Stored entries

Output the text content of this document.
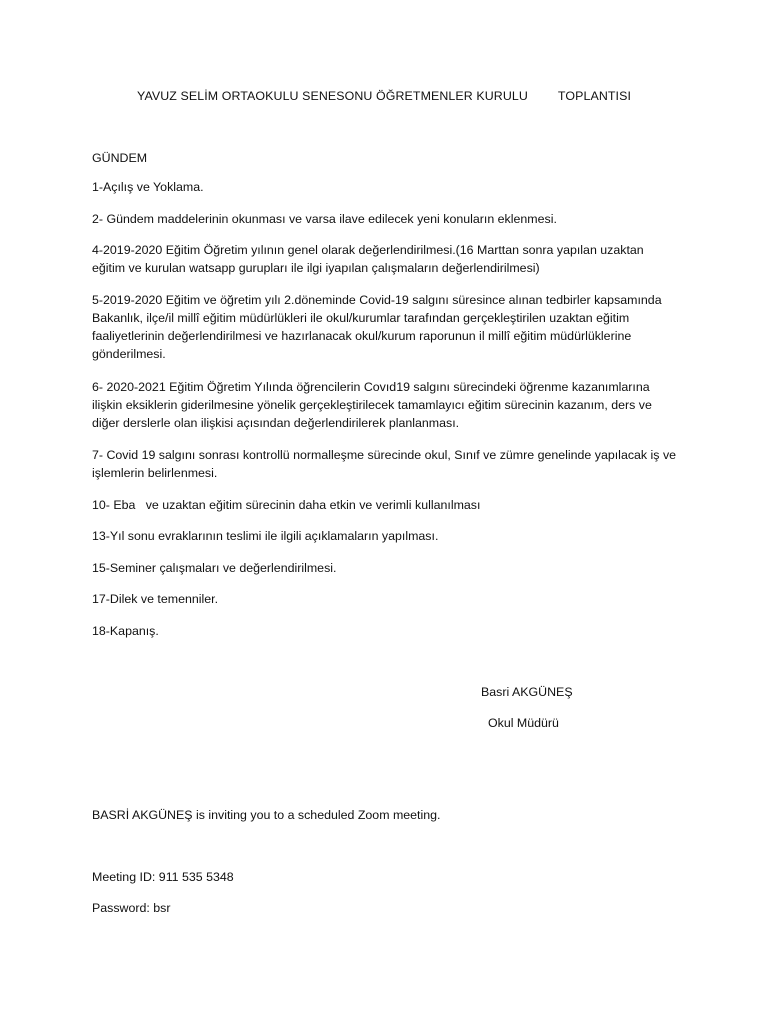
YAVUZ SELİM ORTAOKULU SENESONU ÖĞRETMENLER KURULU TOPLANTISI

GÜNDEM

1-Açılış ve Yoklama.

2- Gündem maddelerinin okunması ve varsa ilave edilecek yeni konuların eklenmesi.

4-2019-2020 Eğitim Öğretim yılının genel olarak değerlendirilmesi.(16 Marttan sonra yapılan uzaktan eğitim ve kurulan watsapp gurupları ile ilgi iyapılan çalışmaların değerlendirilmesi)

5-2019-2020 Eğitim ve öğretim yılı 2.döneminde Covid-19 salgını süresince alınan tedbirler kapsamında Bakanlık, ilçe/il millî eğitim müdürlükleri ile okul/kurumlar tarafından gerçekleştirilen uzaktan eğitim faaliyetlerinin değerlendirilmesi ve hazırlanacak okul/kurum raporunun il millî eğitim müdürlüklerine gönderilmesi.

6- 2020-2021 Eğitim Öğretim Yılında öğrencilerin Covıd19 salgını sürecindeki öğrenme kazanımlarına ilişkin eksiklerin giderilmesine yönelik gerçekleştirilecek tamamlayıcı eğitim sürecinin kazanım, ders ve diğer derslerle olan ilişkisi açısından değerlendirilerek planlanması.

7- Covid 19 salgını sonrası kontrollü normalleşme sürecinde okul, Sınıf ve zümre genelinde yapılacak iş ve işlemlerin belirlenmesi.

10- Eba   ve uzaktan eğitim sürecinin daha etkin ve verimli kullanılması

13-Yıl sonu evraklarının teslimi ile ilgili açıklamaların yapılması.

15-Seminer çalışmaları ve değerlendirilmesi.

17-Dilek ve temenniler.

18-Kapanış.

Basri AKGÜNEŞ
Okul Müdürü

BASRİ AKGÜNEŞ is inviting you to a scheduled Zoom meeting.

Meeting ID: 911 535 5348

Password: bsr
--
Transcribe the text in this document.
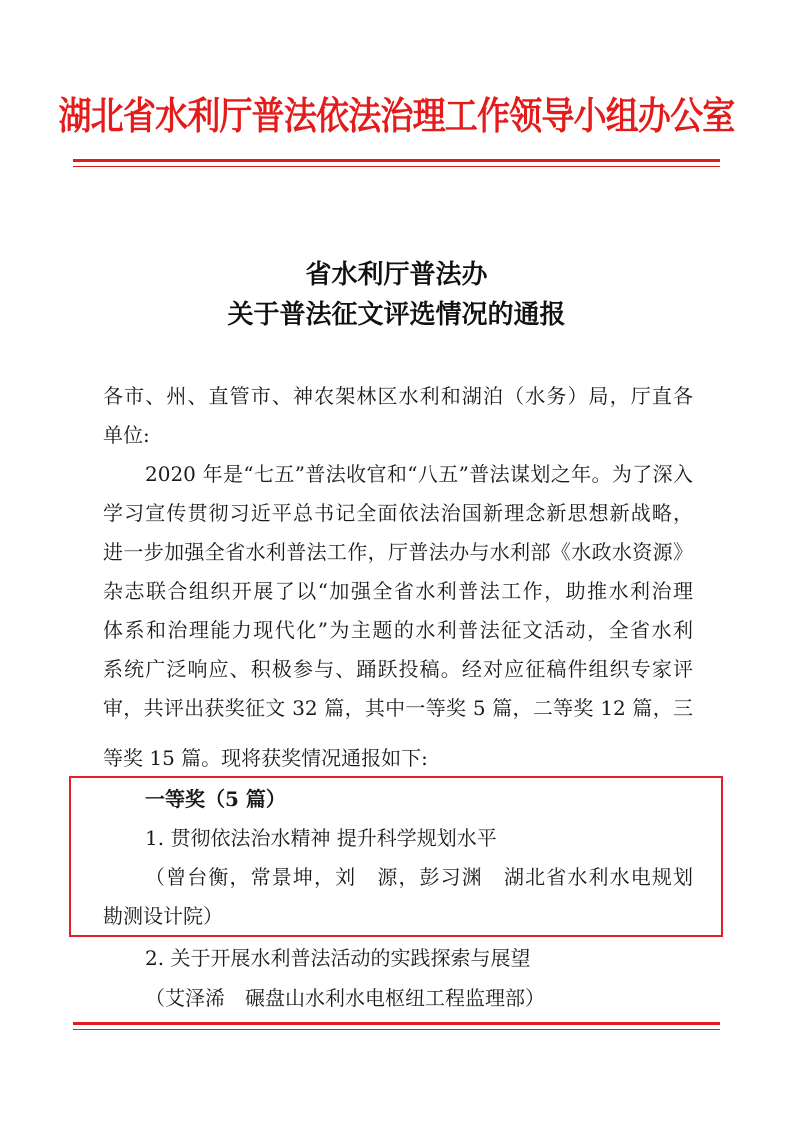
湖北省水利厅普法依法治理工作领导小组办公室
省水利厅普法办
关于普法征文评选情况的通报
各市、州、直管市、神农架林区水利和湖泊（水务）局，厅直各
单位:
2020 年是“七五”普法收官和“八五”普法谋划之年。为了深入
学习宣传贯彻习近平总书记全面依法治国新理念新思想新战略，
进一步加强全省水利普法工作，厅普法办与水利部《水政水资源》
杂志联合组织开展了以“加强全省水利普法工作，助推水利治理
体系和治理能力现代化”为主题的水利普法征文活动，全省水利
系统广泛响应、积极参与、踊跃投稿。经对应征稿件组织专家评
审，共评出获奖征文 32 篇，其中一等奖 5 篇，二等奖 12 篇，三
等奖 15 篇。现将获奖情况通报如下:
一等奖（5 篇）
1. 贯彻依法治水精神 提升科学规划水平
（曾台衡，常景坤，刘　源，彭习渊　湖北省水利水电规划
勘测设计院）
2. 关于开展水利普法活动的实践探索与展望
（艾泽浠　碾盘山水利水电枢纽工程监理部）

TASK INSTRUCTIONS:
Reproduce each line holding the word "AKGÜNEŞ".

THE RESULT:
Basri AKGÜNEŞ
BASRİ AKGÜNEŞ is inviting you to a scheduled Zoom meeting.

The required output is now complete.